* _Exercise task_: Output the entries below exactly as written, omitting pictures.

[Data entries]

———

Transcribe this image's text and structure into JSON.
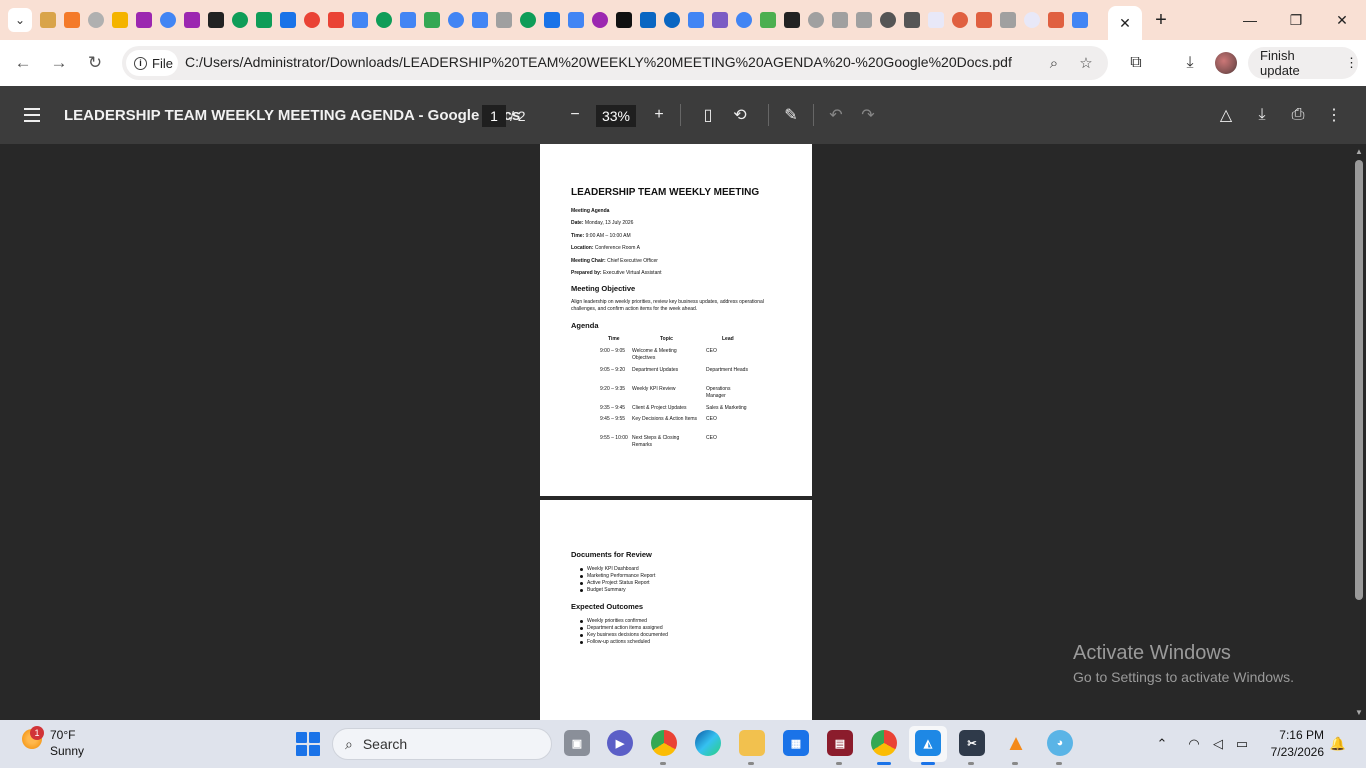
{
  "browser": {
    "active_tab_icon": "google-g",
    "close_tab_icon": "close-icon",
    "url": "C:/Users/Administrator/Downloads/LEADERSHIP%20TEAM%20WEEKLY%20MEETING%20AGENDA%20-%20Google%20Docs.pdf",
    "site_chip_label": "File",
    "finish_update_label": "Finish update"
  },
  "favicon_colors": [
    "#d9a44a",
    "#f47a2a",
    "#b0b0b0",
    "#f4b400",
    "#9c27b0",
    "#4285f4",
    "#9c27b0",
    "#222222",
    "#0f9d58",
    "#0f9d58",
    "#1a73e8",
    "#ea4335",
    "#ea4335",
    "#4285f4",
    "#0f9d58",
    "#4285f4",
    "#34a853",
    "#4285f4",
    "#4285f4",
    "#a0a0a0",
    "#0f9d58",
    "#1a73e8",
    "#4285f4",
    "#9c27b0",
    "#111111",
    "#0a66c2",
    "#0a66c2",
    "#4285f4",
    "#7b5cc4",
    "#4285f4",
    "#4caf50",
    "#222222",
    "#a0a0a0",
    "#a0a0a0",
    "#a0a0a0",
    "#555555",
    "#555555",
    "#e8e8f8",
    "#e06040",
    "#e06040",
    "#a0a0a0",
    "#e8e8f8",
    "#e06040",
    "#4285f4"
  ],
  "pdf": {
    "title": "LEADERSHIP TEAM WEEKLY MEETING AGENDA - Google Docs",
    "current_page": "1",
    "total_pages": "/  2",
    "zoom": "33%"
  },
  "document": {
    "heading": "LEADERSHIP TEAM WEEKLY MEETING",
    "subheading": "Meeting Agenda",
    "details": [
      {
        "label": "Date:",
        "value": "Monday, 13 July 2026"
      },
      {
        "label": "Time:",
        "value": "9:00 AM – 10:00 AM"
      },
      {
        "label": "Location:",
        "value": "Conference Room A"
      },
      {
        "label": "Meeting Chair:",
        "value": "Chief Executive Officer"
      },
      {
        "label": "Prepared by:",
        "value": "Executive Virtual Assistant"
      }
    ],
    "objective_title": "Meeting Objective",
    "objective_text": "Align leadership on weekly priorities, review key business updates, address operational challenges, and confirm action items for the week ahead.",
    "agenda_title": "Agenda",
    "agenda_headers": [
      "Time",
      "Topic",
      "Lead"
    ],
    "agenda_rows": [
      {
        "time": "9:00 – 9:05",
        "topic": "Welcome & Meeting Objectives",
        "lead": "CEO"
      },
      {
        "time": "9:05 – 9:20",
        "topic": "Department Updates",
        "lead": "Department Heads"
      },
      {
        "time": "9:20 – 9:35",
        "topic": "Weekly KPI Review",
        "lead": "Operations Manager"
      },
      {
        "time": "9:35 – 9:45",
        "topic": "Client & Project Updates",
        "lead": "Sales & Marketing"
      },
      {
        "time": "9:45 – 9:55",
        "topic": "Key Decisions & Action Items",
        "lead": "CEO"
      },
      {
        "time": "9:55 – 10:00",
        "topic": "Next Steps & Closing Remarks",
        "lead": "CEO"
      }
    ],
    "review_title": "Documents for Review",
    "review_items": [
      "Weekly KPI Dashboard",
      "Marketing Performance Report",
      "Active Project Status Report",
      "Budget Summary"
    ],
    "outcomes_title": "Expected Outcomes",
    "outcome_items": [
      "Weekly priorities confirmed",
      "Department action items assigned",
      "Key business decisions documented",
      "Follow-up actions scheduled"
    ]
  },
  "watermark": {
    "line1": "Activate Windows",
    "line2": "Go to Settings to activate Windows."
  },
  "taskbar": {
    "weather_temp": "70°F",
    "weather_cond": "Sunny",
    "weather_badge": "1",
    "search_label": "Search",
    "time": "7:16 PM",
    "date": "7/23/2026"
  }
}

———

* _Task output_:
Transcribe this image's text and structure into JSON.
{
  "browser": {
    "active_tab_icon": "google-g",
    "close_tab_icon": "close-icon",
    "url": "C:/Users/Administrator/Downloads/LEADERSHIP%20TEAM%20WEEKLY%20MEETING%20AGENDA%20-%20Google%20Docs.pdf",
    "site_chip_label": "File",
    "finish_update_label": "Finish update"
  },
  "favicon_colors": [
    "#d9a44a",
    "#f47a2a",
    "#b0b0b0",
    "#f4b400",
    "#9c27b0",
    "#4285f4",
    "#9c27b0",
    "#222222",
    "#0f9d58",
    "#0f9d58",
    "#1a73e8",
    "#ea4335",
    "#ea4335",
    "#4285f4",
    "#0f9d58",
    "#4285f4",
    "#34a853",
    "#4285f4",
    "#4285f4",
    "#a0a0a0",
    "#0f9d58",
    "#1a73e8",
    "#4285f4",
    "#9c27b0",
    "#111111",
    "#0a66c2",
    "#0a66c2",
    "#4285f4",
    "#7b5cc4",
    "#4285f4",
    "#4caf50",
    "#222222",
    "#a0a0a0",
    "#a0a0a0",
    "#a0a0a0",
    "#555555",
    "#555555",
    "#e8e8f8",
    "#e06040",
    "#e06040",
    "#a0a0a0",
    "#e8e8f8",
    "#e06040",
    "#4285f4"
  ],
  "pdf": {
    "title": "LEADERSHIP TEAM WEEKLY MEETING AGENDA - Google Docs",
    "current_page": "1",
    "total_pages": "/  2",
    "zoom": "33%"
  },
  "document": {
    "heading": "LEADERSHIP TEAM WEEKLY MEETING",
    "subheading": "Meeting Agenda",
    "details": [
      {
        "label": "Date:",
        "value": "Monday, 13 July 2026"
      },
      {
        "label": "Time:",
        "value": "9:00 AM – 10:00 AM"
      },
      {
        "label": "Location:",
        "value": "Conference Room A"
      },
      {
        "label": "Meeting Chair:",
        "value": "Chief Executive Officer"
      },
      {
        "label": "Prepared by:",
        "value": "Executive Virtual Assistant"
      }
    ],
    "objective_title": "Meeting Objective",
    "objective_text": "Align leadership on weekly priorities, review key business updates, address operational challenges, and confirm action items for the week ahead.",
    "agenda_title": "Agenda",
    "agenda_headers": [
      "Time",
      "Topic",
      "Lead"
    ],
    "agenda_rows": [
      {
        "time": "9:00 – 9:05",
        "topic": "Welcome & Meeting Objectives",
        "lead": "CEO"
      },
      {
        "time": "9:05 – 9:20",
        "topic": "Department Updates",
        "lead": "Department Heads"
      },
      {
        "time": "9:20 – 9:35",
        "topic": "Weekly KPI Review",
        "lead": "Operations Manager"
      },
      {
        "time": "9:35 – 9:45",
        "topic": "Client & Project Updates",
        "lead": "Sales & Marketing"
      },
      {
        "time": "9:45 – 9:55",
        "topic": "Key Decisions & Action Items",
        "lead": "CEO"
      },
      {
        "time": "9:55 – 10:00",
        "topic": "Next Steps & Closing Remarks",
        "lead": "CEO"
      }
    ],
    "review_title": "Documents for Review",
    "review_items": [
      "Weekly KPI Dashboard",
      "Marketing Performance Report",
      "Active Project Status Report",
      "Budget Summary"
    ],
    "outcomes_title": "Expected Outcomes",
    "outcome_items": [
      "Weekly priorities confirmed",
      "Department action items assigned",
      "Key business decisions documented",
      "Follow-up actions scheduled"
    ]
  },
  "watermark": {
    "line1": "Activate Windows",
    "line2": "Go to Settings to activate Windows."
  },
  "taskbar": {
    "weather_temp": "70°F",
    "weather_cond": "Sunny",
    "weather_badge": "1",
    "search_label": "Search",
    "time": "7:16 PM",
    "date": "7/23/2026"
  }
}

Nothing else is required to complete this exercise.